* [Exercise]:
Could you render the records below as a Markdown table with the columns Row and Line, giving each line's number and the line itself and leaving out blank lines? Include only the lines starting with the one containing "paragraph: Cattle rearing" and going on through the one containing "723, 1059, 737]".

* [Given data]:

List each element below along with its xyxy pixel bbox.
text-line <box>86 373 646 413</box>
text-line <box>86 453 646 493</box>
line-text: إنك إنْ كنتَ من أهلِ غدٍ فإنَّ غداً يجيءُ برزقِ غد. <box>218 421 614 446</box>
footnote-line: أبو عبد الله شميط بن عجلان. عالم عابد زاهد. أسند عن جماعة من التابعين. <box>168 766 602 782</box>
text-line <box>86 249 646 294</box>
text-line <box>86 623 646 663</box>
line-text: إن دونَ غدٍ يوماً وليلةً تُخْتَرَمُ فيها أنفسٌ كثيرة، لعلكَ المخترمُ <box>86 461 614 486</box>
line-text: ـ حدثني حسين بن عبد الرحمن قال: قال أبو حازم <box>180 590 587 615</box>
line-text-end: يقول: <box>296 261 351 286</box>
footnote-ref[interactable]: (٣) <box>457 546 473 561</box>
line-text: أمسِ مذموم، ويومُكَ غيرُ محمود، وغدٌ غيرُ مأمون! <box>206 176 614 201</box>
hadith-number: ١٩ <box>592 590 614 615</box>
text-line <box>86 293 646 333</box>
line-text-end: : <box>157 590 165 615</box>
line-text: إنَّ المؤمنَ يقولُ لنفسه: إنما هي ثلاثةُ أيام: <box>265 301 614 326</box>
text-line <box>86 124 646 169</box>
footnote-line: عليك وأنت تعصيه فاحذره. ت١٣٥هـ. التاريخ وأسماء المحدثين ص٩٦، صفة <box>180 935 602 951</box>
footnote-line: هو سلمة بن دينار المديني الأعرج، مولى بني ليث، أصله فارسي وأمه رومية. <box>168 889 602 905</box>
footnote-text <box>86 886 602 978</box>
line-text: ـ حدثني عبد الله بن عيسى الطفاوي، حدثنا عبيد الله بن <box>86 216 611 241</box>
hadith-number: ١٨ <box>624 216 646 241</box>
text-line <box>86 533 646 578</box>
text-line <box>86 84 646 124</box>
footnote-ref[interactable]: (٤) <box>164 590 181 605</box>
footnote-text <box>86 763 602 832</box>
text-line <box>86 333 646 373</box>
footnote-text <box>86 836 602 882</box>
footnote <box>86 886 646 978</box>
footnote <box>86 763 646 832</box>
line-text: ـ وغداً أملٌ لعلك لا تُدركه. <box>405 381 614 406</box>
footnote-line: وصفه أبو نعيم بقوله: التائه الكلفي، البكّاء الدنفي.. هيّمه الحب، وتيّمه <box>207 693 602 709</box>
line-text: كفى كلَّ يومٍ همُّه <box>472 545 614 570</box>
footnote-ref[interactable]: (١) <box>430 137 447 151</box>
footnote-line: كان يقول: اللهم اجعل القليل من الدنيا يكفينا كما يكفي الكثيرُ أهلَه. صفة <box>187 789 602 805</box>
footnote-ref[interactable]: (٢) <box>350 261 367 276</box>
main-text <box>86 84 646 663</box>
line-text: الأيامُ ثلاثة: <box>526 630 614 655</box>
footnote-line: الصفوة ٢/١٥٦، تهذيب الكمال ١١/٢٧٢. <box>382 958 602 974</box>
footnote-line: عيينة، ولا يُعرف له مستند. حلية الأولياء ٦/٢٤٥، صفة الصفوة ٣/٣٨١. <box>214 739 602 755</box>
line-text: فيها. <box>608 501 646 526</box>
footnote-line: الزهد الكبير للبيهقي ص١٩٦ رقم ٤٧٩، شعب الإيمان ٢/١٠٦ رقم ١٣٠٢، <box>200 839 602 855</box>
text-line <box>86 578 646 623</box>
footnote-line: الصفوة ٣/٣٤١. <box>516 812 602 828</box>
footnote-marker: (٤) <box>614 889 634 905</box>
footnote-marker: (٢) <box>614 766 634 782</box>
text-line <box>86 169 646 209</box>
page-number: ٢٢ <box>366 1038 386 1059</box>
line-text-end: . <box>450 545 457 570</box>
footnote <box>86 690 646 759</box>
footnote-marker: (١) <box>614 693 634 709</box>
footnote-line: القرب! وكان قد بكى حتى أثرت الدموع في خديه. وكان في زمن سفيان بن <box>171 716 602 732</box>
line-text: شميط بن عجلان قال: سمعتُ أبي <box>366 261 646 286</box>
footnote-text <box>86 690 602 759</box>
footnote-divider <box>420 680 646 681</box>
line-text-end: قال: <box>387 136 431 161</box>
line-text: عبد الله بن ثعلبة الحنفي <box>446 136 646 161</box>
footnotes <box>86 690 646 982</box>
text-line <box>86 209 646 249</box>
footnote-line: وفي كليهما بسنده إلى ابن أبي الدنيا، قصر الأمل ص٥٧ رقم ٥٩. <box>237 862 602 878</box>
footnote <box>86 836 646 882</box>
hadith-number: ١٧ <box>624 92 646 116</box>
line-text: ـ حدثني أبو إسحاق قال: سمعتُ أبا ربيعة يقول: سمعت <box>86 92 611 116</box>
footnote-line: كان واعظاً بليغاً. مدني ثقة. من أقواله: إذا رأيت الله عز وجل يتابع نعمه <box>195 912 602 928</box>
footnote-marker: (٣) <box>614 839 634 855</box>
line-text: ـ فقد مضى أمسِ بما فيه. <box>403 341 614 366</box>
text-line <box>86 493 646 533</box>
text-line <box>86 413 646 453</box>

...

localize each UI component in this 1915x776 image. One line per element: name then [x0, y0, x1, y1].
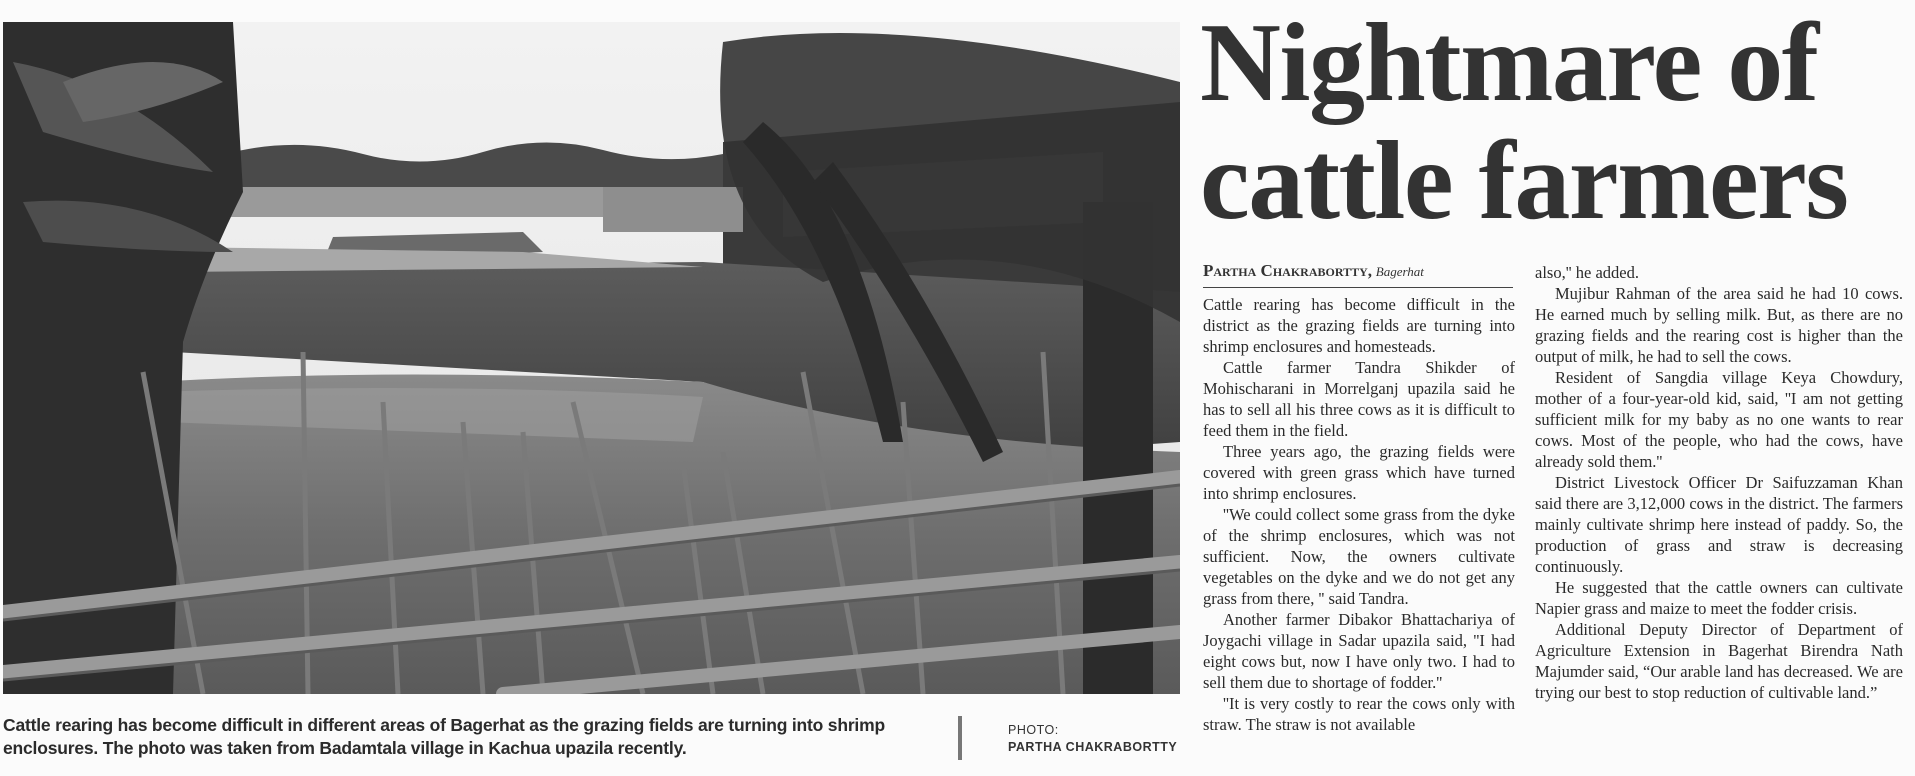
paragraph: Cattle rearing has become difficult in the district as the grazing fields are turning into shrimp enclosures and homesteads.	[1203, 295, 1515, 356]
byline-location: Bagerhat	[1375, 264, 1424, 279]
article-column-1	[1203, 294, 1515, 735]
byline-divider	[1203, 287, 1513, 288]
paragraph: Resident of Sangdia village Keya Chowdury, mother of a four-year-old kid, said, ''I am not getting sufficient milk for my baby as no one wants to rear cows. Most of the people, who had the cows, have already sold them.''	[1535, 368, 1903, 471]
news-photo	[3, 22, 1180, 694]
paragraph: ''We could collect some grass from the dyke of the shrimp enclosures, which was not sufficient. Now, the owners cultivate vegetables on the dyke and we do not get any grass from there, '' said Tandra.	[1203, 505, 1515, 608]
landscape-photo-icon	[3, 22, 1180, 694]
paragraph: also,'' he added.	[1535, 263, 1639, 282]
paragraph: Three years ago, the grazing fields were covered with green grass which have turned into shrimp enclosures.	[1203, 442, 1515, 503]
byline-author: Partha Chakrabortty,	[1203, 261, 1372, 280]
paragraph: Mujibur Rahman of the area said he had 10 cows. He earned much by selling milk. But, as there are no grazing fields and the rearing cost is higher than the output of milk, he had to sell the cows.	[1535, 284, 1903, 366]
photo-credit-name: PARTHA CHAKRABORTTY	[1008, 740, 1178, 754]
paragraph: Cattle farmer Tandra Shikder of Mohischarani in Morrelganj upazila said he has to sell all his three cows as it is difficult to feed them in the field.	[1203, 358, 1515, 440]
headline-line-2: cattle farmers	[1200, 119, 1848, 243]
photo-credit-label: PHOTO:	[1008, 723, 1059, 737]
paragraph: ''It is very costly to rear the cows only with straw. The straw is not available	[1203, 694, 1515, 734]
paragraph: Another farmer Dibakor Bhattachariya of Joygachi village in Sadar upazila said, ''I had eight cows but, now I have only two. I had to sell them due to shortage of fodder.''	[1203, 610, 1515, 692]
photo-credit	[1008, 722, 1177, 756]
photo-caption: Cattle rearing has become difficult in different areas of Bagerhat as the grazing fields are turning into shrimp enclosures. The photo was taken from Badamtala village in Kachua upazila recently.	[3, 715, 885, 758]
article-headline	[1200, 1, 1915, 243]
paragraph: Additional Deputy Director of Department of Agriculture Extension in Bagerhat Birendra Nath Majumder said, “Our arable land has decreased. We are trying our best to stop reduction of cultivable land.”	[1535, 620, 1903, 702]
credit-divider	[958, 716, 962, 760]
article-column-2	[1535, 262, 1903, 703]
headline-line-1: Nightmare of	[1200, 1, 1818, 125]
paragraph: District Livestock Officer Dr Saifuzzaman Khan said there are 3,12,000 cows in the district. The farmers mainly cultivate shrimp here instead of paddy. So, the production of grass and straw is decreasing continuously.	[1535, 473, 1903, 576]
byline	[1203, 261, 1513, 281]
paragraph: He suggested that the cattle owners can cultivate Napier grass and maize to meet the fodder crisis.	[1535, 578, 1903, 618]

* [Solution for this task]:
| Row | Line |
|---|---|
| 1 | paragraph: Cattle rearing has become difficult in the district as the grazing fields are turning into shrimp enclosures and homesteads.	[1203, 295, 1515, 356] |
| 2 | byline-location: Bagerhat	[1375, 264, 1424, 279] |
| 3 | article-column-1	[1203, 294, 1515, 735] |
| 4 | byline-divider	[1203, 287, 1513, 288] |
| 5 | paragraph: Resident of Sangdia village Keya Chowdury, mother of a four-year-old kid, said, ''I am not getting sufficient milk for my baby as no one wants to rear cows. Most of the people, who had the cows, have already sold them.''	[1535, 368, 1903, 471] |
| 6 | news-photo	[3, 22, 1180, 694] |
| 7 | paragraph: ''We could collect some grass from the dyke of the shrimp enclosures, which was not sufficient. Now, the owners cultivate vegetables on the dyke and we do not get any grass from there, '' said Tandra.	[1203, 505, 1515, 608] |
| 8 | landscape-photo-icon	[3, 22, 1180, 694] |
| 9 | paragraph: also,'' he added.	[1535, 263, 1639, 282] |
| 10 | paragraph: Three years ago, the grazing fields were covered with green grass which have turned into shrimp enclosures.	[1203, 442, 1515, 503] |
| 11 | byline-author: Partha Chakrabortty,	[1203, 261, 1372, 280] |
| 12 | paragraph: Mujibur Rahman of the area said he had 10 cows. He earned much by selling milk. But, as there are no grazing fields and the rearing cost is higher than the output of milk, he had to sell the cows.	[1535, 284, 1903, 366] |
| 13 | photo-credit-name: PARTHA CHAKRABORTTY	[1008, 740, 1178, 754] |
| 14 | paragraph: Cattle farmer Tandra Shikder of Mohischarani in Morrelganj upazila said he has to sell all his three cows as it is difficult to feed them in the field.	[1203, 358, 1515, 440] |
| 15 | headline-line-2: cattle farmers	[1200, 119, 1848, 243] |
| 16 | photo-credit-label: PHOTO:	[1008, 723, 1059, 737] |